§ **TO DO**
Report each line of the data that includes the word "компьютером".

§ **ITEMS**
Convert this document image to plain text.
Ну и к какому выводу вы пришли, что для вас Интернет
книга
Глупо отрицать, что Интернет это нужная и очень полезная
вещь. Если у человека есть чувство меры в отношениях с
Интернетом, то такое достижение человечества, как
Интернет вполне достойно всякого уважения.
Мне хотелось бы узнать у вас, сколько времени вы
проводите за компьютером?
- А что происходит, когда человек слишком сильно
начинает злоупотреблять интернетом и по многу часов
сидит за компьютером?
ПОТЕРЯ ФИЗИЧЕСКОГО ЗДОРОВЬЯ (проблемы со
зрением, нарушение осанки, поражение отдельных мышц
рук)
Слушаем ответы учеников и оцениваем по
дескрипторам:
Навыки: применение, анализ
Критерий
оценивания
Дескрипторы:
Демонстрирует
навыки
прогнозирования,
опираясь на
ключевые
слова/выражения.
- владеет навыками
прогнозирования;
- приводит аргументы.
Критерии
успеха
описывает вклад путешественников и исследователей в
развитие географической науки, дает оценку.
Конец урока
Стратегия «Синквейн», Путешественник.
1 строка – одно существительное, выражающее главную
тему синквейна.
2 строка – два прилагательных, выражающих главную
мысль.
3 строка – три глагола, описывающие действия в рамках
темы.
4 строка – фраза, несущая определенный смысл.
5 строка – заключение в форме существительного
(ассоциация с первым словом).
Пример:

§ **SOLUTION FOR THIS TASK**
проводите за компьютером?
сидит за компьютером?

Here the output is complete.